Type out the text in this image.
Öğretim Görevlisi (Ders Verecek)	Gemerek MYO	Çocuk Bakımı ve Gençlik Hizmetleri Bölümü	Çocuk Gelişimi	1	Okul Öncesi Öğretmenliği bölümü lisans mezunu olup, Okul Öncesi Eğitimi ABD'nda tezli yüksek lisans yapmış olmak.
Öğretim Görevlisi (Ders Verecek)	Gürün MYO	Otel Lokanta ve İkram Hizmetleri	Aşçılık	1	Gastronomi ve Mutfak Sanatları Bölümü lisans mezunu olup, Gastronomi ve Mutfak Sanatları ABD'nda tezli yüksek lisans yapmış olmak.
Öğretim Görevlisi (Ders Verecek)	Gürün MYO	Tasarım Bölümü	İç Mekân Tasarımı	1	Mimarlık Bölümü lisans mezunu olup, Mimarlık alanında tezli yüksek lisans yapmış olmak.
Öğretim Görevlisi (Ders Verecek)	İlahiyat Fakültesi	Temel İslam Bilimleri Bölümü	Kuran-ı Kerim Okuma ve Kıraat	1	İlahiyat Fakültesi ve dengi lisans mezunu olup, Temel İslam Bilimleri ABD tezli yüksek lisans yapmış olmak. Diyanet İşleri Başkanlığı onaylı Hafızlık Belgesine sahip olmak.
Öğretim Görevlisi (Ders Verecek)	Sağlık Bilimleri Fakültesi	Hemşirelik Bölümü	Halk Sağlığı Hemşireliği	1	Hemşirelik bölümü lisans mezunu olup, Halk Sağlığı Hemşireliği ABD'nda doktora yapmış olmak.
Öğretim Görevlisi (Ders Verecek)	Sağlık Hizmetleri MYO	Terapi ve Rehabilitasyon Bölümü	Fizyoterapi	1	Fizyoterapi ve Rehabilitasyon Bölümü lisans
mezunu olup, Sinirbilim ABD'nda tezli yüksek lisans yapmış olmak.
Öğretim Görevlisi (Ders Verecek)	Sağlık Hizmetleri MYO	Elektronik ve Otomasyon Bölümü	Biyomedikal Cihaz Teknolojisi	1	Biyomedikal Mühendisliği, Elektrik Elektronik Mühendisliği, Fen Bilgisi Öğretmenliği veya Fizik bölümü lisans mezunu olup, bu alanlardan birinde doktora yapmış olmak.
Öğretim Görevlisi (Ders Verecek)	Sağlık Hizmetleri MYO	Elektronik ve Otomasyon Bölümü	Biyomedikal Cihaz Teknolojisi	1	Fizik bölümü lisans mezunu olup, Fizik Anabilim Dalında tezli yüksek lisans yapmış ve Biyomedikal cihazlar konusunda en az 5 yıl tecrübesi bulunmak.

REQUEST - The records above need to be transcribed in full. Keep every character unchanged.

WORKED SOLUTION -
Type out the text in this image.
Öğretim Görevlisi (Ders Verecek)	Gemerek MYO	Çocuk Bakımı ve Gençlik Hizmetleri Bölümü	Çocuk Gelişimi	1	Okul Öncesi Öğretmenliği bölümü lisans mezunu olup, Okul Öncesi Eğitimi ABD'nda tezli yüksek lisans yapmış olmak.
Öğretim Görevlisi (Ders Verecek)	Gürün MYO	Otel Lokanta ve İkram Hizmetleri	Aşçılık	1	Gastronomi ve Mutfak Sanatları Bölümü lisans mezunu olup, Gastronomi ve Mutfak Sanatları ABD'nda tezli yüksek lisans yapmış olmak.
Öğretim Görevlisi (Ders Verecek)	Gürün MYO	Tasarım Bölümü	İç Mekân Tasarımı	1	Mimarlık Bölümü lisans mezunu olup, Mimarlık alanında tezli yüksek lisans yapmış olmak.
Öğretim Görevlisi (Ders Verecek)	İlahiyat Fakültesi	Temel İslam Bilimleri Bölümü	Kuran-ı Kerim Okuma ve Kıraat	1	İlahiyat Fakültesi ve dengi lisans mezunu olup, Temel İslam Bilimleri ABD tezli yüksek lisans yapmış olmak. Diyanet İşleri Başkanlığı onaylı Hafızlık Belgesine sahip olmak.
Öğretim Görevlisi (Ders Verecek)	Sağlık Bilimleri Fakültesi	Hemşirelik Bölümü	Halk Sağlığı Hemşireliği	1	Hemşirelik bölümü lisans mezunu olup, Halk Sağlığı Hemşireliği ABD'nda doktora yapmış olmak.
Öğretim Görevlisi (Ders Verecek)	Sağlık Hizmetleri MYO	Terapi ve Rehabilitasyon Bölümü	Fizyoterapi	1	Fizyoterapi ve Rehabilitasyon Bölümü lisans
mezunu olup, Sinirbilim ABD'nda tezli yüksek lisans yapmış olmak.
Öğretim Görevlisi (Ders Verecek)	Sağlık Hizmetleri MYO	Elektronik ve Otomasyon Bölümü	Biyomedikal Cihaz Teknolojisi	1	Biyomedikal Mühendisliği, Elektrik Elektronik Mühendisliği, Fen Bilgisi Öğretmenliği veya Fizik bölümü lisans mezunu olup, bu alanlardan birinde doktora yapmış olmak.
Öğretim Görevlisi (Ders Verecek)	Sağlık Hizmetleri MYO	Elektronik ve Otomasyon Bölümü	Biyomedikal Cihaz Teknolojisi	1	Fizik bölümü lisans mezunu olup, Fizik Anabilim Dalında tezli yüksek lisans yapmış ve Biyomedikal cihazlar konusunda en az 5 yıl tecrübesi bulunmak.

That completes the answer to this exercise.